What the task asks: Pick out every line with the word "HEIC" and copy it.

>> Begin Data shown

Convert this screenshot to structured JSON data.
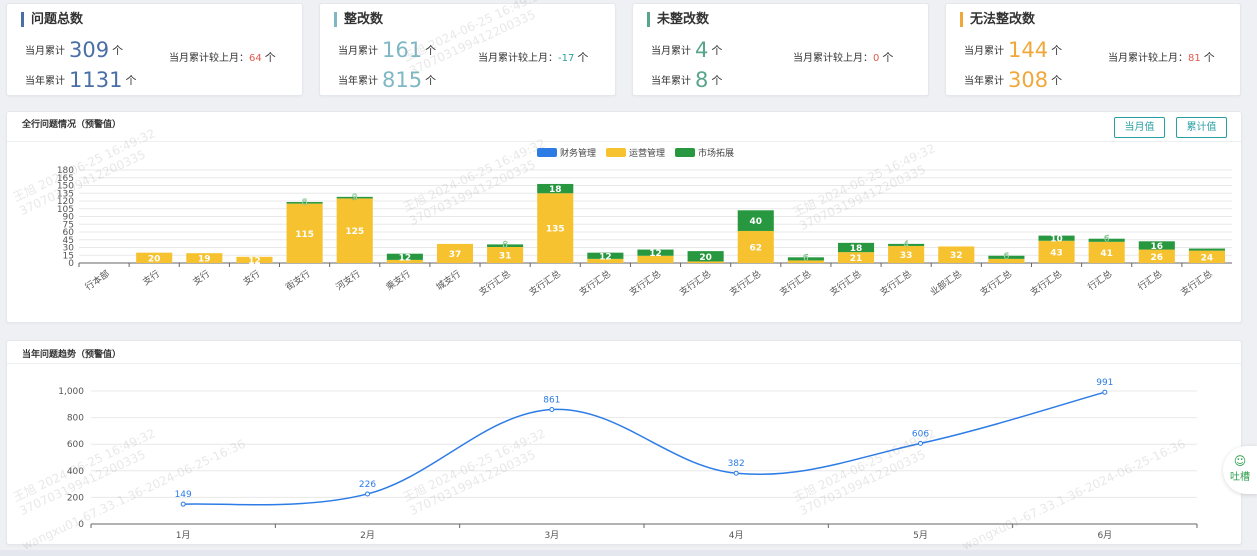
{
  "kpis": [
    {
      "title": "问题总数",
      "accent": "#4a6fa5",
      "num_color": "#4a6fa5",
      "month_label": "当月累计",
      "month_value": "309",
      "unit": "个",
      "year_label": "当年累计",
      "year_value": "1131",
      "cmp_label": "当月累计较上月：",
      "cmp_value": "64",
      "cmp_color": "#e05a4f",
      "cmp_unit": "个"
    },
    {
      "title": "整改数",
      "accent": "#7fb8c4",
      "num_color": "#7fb8c4",
      "month_label": "当月累计",
      "month_value": "161",
      "unit": "个",
      "year_label": "当年累计",
      "year_value": "815",
      "cmp_label": "当月累计较上月：",
      "cmp_value": "-17",
      "cmp_color": "#2aa198",
      "cmp_unit": "个"
    },
    {
      "title": "未整改数",
      "accent": "#58a58a",
      "num_color": "#58a58a",
      "month_label": "当月累计",
      "month_value": "4",
      "unit": "个",
      "year_label": "当年累计",
      "year_value": "8",
      "cmp_label": "当月累计较上月：",
      "cmp_value": "0",
      "cmp_color": "#e05a4f",
      "cmp_unit": "个"
    },
    {
      "title": "无法整改数",
      "accent": "#f0a83a",
      "num_color": "#f0a83a",
      "month_label": "当月累计",
      "month_value": "144",
      "unit": "个",
      "year_label": "当年累计",
      "year_value": "308",
      "cmp_label": "当月累计较上月：",
      "cmp_value": "81",
      "cmp_color": "#e05a4f",
      "cmp_unit": "个"
    }
  ],
  "bank_panel": {
    "title": "全行问题情况（预警值）",
    "btn_month": "当月值",
    "btn_total": "累计值"
  },
  "trend_panel": {
    "title": "当年问题趋势（预警值）"
  },
  "chat": {
    "label": "吐槽"
  },
  "watermark": {
    "lines": [
      "王旭 2024-06-25 16:49:32",
      "370703199412200335",
      "wangxu01-67.33.1.36-2024-06-25-16:36"
    ]
  },
  "chart_data": [
    {
      "type": "bar",
      "stacked": true,
      "title": "全行问题情况（预警值）",
      "ylim": [
        0,
        180
      ],
      "yticks": [
        0,
        15,
        30,
        45,
        60,
        75,
        90,
        105,
        120,
        135,
        150,
        165,
        180
      ],
      "grid": true,
      "legend_position": "top-center",
      "categories": [
        "行本部",
        "支行",
        "支行",
        "支行",
        "街支行",
        "河支行",
        "乘支行",
        "城支行",
        "支行汇总",
        "支行汇总",
        "支行汇总",
        "支行汇总",
        "支行汇总",
        "支行汇总",
        "支行汇总",
        "支行汇总",
        "支行汇总",
        "业部汇总",
        "支行汇总",
        "支行汇总",
        "行汇总",
        "行汇总",
        "支行汇总"
      ],
      "series": [
        {
          "name": "财务管理",
          "color": "#2d7ce6",
          "values": [
            0,
            0,
            0,
            0,
            0,
            0,
            0,
            0,
            0,
            0,
            0,
            0,
            0,
            0,
            0,
            0,
            0,
            0,
            0,
            0,
            0,
            0,
            0
          ],
          "labels": [
            "",
            "",
            "",
            "",
            "",
            "",
            "",
            "",
            "",
            "",
            "",
            "",
            "",
            "",
            "",
            "",
            "",
            "",
            "",
            "",
            "",
            "",
            ""
          ]
        },
        {
          "name": "运营管理",
          "color": "#f7c22f",
          "values": [
            0,
            20,
            19,
            12,
            115,
            125,
            6,
            37,
            31,
            135,
            8,
            14,
            3,
            62,
            5,
            21,
            33,
            32,
            8,
            43,
            41,
            26,
            24
          ],
          "labels": [
            "",
            "20",
            "19",
            "12",
            "115",
            "125",
            "",
            "37",
            "31",
            "135",
            "",
            "",
            "",
            "62",
            "",
            "21",
            "33",
            "32",
            "",
            "43",
            "41",
            "26",
            "24"
          ]
        },
        {
          "name": "市场拓展",
          "color": "#27983f",
          "values": [
            0,
            0,
            0,
            0,
            3,
            3,
            12,
            0,
            5,
            18,
            12,
            12,
            20,
            40,
            6,
            18,
            4,
            0,
            6,
            10,
            6,
            16,
            4
          ],
          "labels": [
            "",
            "",
            "",
            "",
            "",
            "",
            "12",
            "",
            "",
            "18",
            "12",
            "12",
            "20",
            "40",
            "",
            "18",
            "",
            "",
            "",
            "10",
            "",
            "16",
            ""
          ]
        }
      ],
      "overlay_labels": [
        "",
        "",
        "",
        "",
        "8",
        "9",
        "",
        "",
        "8",
        "",
        "",
        "",
        "",
        "",
        "6",
        "",
        "4",
        "",
        "6",
        "",
        "6",
        "",
        ""
      ]
    },
    {
      "type": "line",
      "title": "当年问题趋势（预警值）",
      "categories": [
        "1月",
        "2月",
        "3月",
        "4月",
        "5月",
        "6月"
      ],
      "ylim": [
        0,
        1000
      ],
      "yticks": [
        0,
        200,
        400,
        600,
        800,
        1000
      ],
      "ytick_labels": [
        "0",
        "200",
        "400",
        "600",
        "800",
        "1,000"
      ],
      "grid": true,
      "series": [
        {
          "color": "#2d7ce6",
          "values": [
            149,
            226,
            861,
            382,
            606,
            991
          ]
        }
      ]
    }
  ]
}
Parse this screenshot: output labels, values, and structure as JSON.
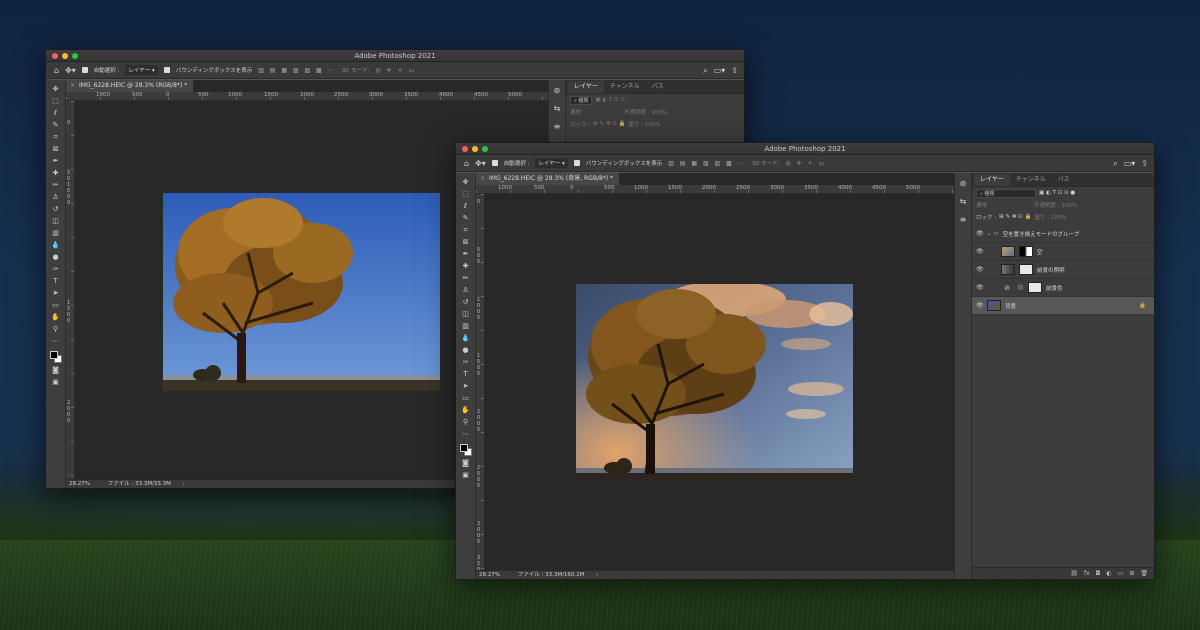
{
  "desktop": {
    "description": "night landscape wallpaper"
  },
  "window_back": {
    "title": "Adobe Photoshop 2021",
    "options": {
      "auto_select_label": "自動選択 :",
      "layer_select": "レイヤー",
      "bbox_label": "バウンディングボックスを表示",
      "threed_mode": "3D モード:"
    },
    "doc_tab": "IMG_6228.HEIC @ 28.3% (RGB/8*) *",
    "ruler_h": [
      "1000",
      "500",
      "0",
      "500",
      "1000",
      "1500",
      "2000",
      "2500",
      "3000",
      "3500",
      "4000",
      "4500",
      "5000"
    ],
    "ruler_v": [
      "0",
      "5",
      "0",
      "1",
      "0",
      "0",
      "0",
      "1",
      "5",
      "0",
      "0",
      "2",
      "0",
      "0",
      "0"
    ],
    "status": {
      "zoom": "28.27%",
      "file": "ファイル : 33.3M/33.3M"
    },
    "panel": {
      "tabs": [
        "レイヤー",
        "チャンネル",
        "パス"
      ],
      "search": "種類",
      "blend": "通常",
      "opacity": "不透明度 : 100%",
      "lock": "ロック :",
      "fill": "塗り : 100%"
    }
  },
  "window_front": {
    "title": "Adobe Photoshop 2021",
    "options": {
      "auto_select_label": "自動選択 :",
      "layer_select": "レイヤー",
      "bbox_label": "バウンディングボックスを表示",
      "threed_mode": "3D モード:"
    },
    "doc_tab": "IMG_6228.HEIC @ 28.3% (背景, RGB/8*) *",
    "ruler_h": [
      "1000",
      "500",
      "0",
      "500",
      "1000",
      "1500",
      "2000",
      "2500",
      "3000",
      "3500",
      "4000",
      "4500",
      "5000"
    ],
    "ruler_v": [
      "0",
      "5",
      "0",
      "0",
      "1",
      "0",
      "0",
      "0",
      "1",
      "5",
      "0",
      "0",
      "2",
      "0",
      "0",
      "0",
      "2",
      "5",
      "0",
      "0",
      "3",
      "0",
      "0",
      "0",
      "3",
      "5",
      "0",
      "0",
      "4",
      "0"
    ],
    "status": {
      "zoom": "28.27%",
      "file": "ファイル : 33.3M/160.2M"
    },
    "panel": {
      "tabs": [
        "レイヤー",
        "チャンネル",
        "パス"
      ],
      "search": "種類",
      "blend": "通常",
      "opacity": "不透明度 : 100%",
      "lock": "ロック :",
      "fill": "塗り : 100%",
      "layers": [
        {
          "name": "空を置き換えモードのグループ",
          "kind": "group"
        },
        {
          "name": "空",
          "kind": "sky"
        },
        {
          "name": "前景の照明",
          "kind": "adjust"
        },
        {
          "name": "前景色",
          "kind": "adjust"
        },
        {
          "name": "背景",
          "kind": "background",
          "selected": true
        }
      ],
      "footer_icons": [
        "link-icon",
        "fx-icon",
        "mask-icon",
        "adjustment-icon",
        "folder-icon",
        "new-layer-icon",
        "trash-icon"
      ]
    }
  },
  "colors": {
    "panel_bg": "#3c3c3c",
    "canvas_bg": "#282828",
    "chrome": "#535353"
  }
}
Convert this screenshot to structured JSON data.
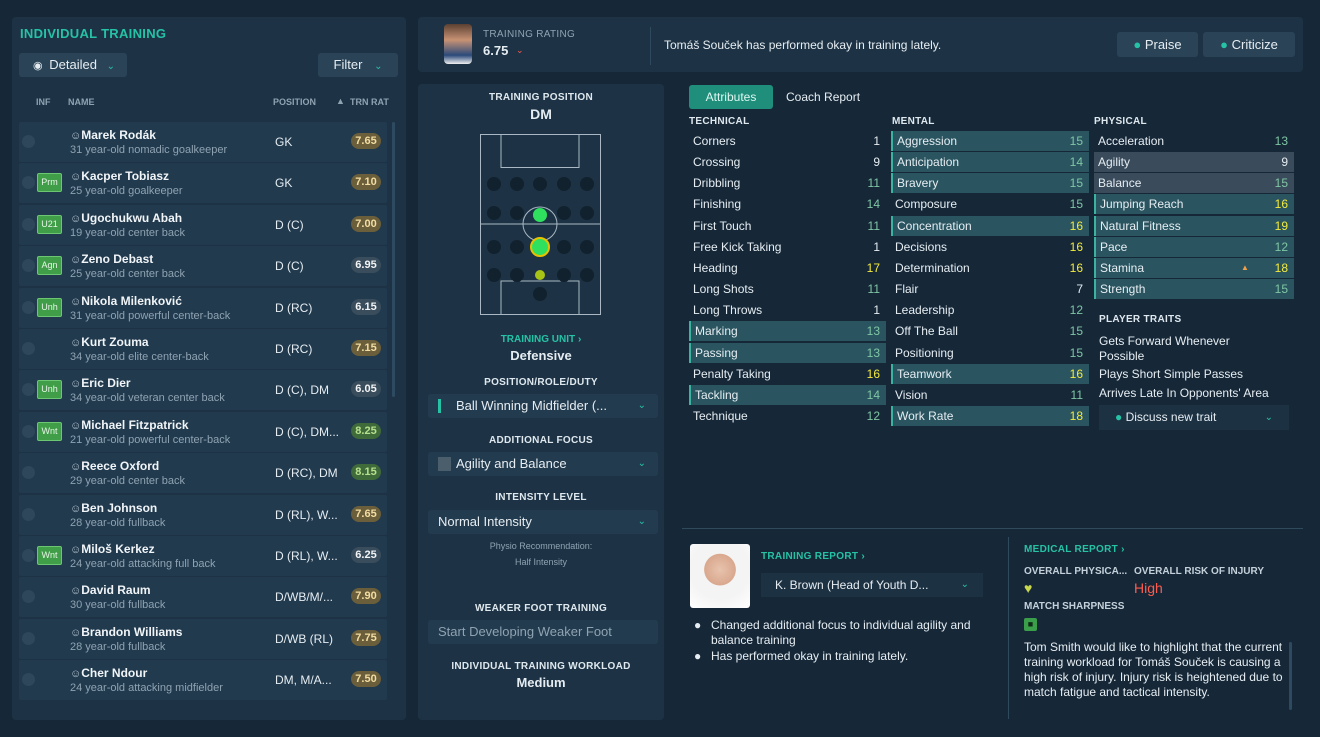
{
  "left": {
    "title": "INDIVIDUAL TRAINING",
    "detailed": "Detailed",
    "filter": "Filter",
    "cols": {
      "inf": "INF",
      "name": "NAME",
      "position": "POSITION",
      "trn": "TRN RAT"
    },
    "players": [
      {
        "name": "Marek Rodák",
        "desc": "31 year-old nomadic goalkeeper",
        "pos": "GK",
        "rat": "7.65",
        "badge": "",
        "ratStyle": "gold"
      },
      {
        "name": "Kacper Tobiasz",
        "desc": "25 year-old goalkeeper",
        "pos": "GK",
        "rat": "7.10",
        "badge": "Prm",
        "ratStyle": "gold"
      },
      {
        "name": "Ugochukwu Abah",
        "desc": "19 year-old center back",
        "pos": "D (C)",
        "rat": "7.00",
        "badge": "U21",
        "ratStyle": "gold"
      },
      {
        "name": "Zeno Debast",
        "desc": "25 year-old center back",
        "pos": "D (C)",
        "rat": "6.95",
        "badge": "Agn",
        "ratStyle": "dark"
      },
      {
        "name": "Nikola Milenković",
        "desc": "31 year-old powerful center-back",
        "pos": "D (RC)",
        "rat": "6.15",
        "badge": "Unh",
        "ratStyle": "dark"
      },
      {
        "name": "Kurt Zouma",
        "desc": "34 year-old elite center-back",
        "pos": "D (RC)",
        "rat": "7.15",
        "badge": "",
        "ratStyle": "gold"
      },
      {
        "name": "Eric Dier",
        "desc": "34 year-old veteran center back",
        "pos": "D (C), DM",
        "rat": "6.05",
        "badge": "Unh",
        "ratStyle": "dark"
      },
      {
        "name": "Michael Fitzpatrick",
        "desc": "21 year-old powerful center-back",
        "pos": "D (C), DM...",
        "rat": "8.25",
        "badge": "Wnt",
        "ratStyle": "green"
      },
      {
        "name": "Reece Oxford",
        "desc": "29 year-old center back",
        "pos": "D (RC), DM",
        "rat": "8.15",
        "badge": "",
        "ratStyle": "green"
      },
      {
        "name": "Ben Johnson",
        "desc": "28 year-old fullback",
        "pos": "D (RL), W...",
        "rat": "7.65",
        "badge": "",
        "ratStyle": "gold"
      },
      {
        "name": "Miloš Kerkez",
        "desc": "24 year-old attacking full back",
        "pos": "D (RL), W...",
        "rat": "6.25",
        "badge": "Wnt",
        "ratStyle": "dark"
      },
      {
        "name": "David Raum",
        "desc": "30 year-old fullback",
        "pos": "D/WB/M/...",
        "rat": "7.90",
        "badge": "",
        "ratStyle": "gold"
      },
      {
        "name": "Brandon Williams",
        "desc": "28 year-old fullback",
        "pos": "D/WB (RL)",
        "rat": "7.75",
        "badge": "",
        "ratStyle": "gold"
      },
      {
        "name": "Cher Ndour",
        "desc": "24 year-old attacking midfielder",
        "pos": "DM, M/A...",
        "rat": "7.50",
        "badge": "",
        "ratStyle": "gold"
      }
    ]
  },
  "top": {
    "label": "TRAINING RATING",
    "rating": "6.75",
    "message": "Tomáš Souček has performed okay in training lately.",
    "praise": "Praise",
    "criticize": "Criticize"
  },
  "mid": {
    "posLabel": "TRAINING POSITION",
    "pos": "DM",
    "unitLabel": "TRAINING UNIT",
    "unit": "Defensive",
    "prdLabel": "POSITION/ROLE/DUTY",
    "prd": "Ball Winning Midfielder (...",
    "focusLabel": "ADDITIONAL FOCUS",
    "focus": "Agility and Balance",
    "intLabel": "INTENSITY LEVEL",
    "intensity": "Normal Intensity",
    "physio1": "Physio Recommendation:",
    "physio2": "Half Intensity",
    "weakLabel": "WEAKER FOOT TRAINING",
    "weak": "Start Developing Weaker Foot",
    "wlLabel": "INDIVIDUAL TRAINING WORKLOAD",
    "workload": "Medium"
  },
  "tabs": {
    "attributes": "Attributes",
    "coach": "Coach Report"
  },
  "technical": {
    "title": "TECHNICAL",
    "items": [
      [
        "Corners",
        "1"
      ],
      [
        "Crossing",
        "9"
      ],
      [
        "Dribbling",
        "11"
      ],
      [
        "Finishing",
        "14"
      ],
      [
        "First Touch",
        "11"
      ],
      [
        "Free Kick Taking",
        "1"
      ],
      [
        "Heading",
        "17"
      ],
      [
        "Long Shots",
        "11"
      ],
      [
        "Long Throws",
        "1"
      ],
      [
        "Marking",
        "13"
      ],
      [
        "Passing",
        "13"
      ],
      [
        "Penalty Taking",
        "16"
      ],
      [
        "Tackling",
        "14"
      ],
      [
        "Technique",
        "12"
      ]
    ]
  },
  "mental": {
    "title": "MENTAL",
    "items": [
      [
        "Aggression",
        "15"
      ],
      [
        "Anticipation",
        "14"
      ],
      [
        "Bravery",
        "15"
      ],
      [
        "Composure",
        "15"
      ],
      [
        "Concentration",
        "16"
      ],
      [
        "Decisions",
        "16"
      ],
      [
        "Determination",
        "16"
      ],
      [
        "Flair",
        "7"
      ],
      [
        "Leadership",
        "12"
      ],
      [
        "Off The Ball",
        "15"
      ],
      [
        "Positioning",
        "15"
      ],
      [
        "Teamwork",
        "16"
      ],
      [
        "Vision",
        "11"
      ],
      [
        "Work Rate",
        "18"
      ]
    ]
  },
  "physical": {
    "title": "PHYSICAL",
    "items": [
      [
        "Acceleration",
        "13"
      ],
      [
        "Agility",
        "9"
      ],
      [
        "Balance",
        "15"
      ],
      [
        "Jumping Reach",
        "16"
      ],
      [
        "Natural Fitness",
        "19"
      ],
      [
        "Pace",
        "12"
      ],
      [
        "Stamina",
        "18"
      ],
      [
        "Strength",
        "15"
      ]
    ]
  },
  "traits": {
    "title": "PLAYER TRAITS",
    "list": [
      "Gets Forward Whenever Possible",
      "Plays Short Simple Passes",
      "Arrives Late In Opponents' Area"
    ],
    "discuss": "Discuss new trait"
  },
  "report": {
    "title": "TRAINING REPORT",
    "coach": "K. Brown (Head of Youth D...",
    "bullets": [
      "Changed additional focus to individual agility and balance training",
      "Has performed okay in training lately."
    ]
  },
  "medical": {
    "title": "MEDICAL REPORT",
    "overall": "OVERALL PHYSICA...",
    "riskLabel": "OVERALL RISK OF INJURY",
    "risk": "High",
    "sharp": "MATCH SHARPNESS",
    "text": "Tom Smith would like to highlight that the current training workload for Tomáš Souček is causing a high risk of injury. Injury risk is heightened due to match fatigue and tactical intensity."
  },
  "colors": {
    "accent": "#26c2a6",
    "warning": "#ff5a4d",
    "yellow": "#f4ea3d"
  }
}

>> End Data shown

Final result:
    "doc_tab": "IMG_6228.HEIC @ 28.3% (RGB/8*) *",
    "doc_tab": "IMG_6228.HEIC @ 28.3% (背景, RGB/8*) *",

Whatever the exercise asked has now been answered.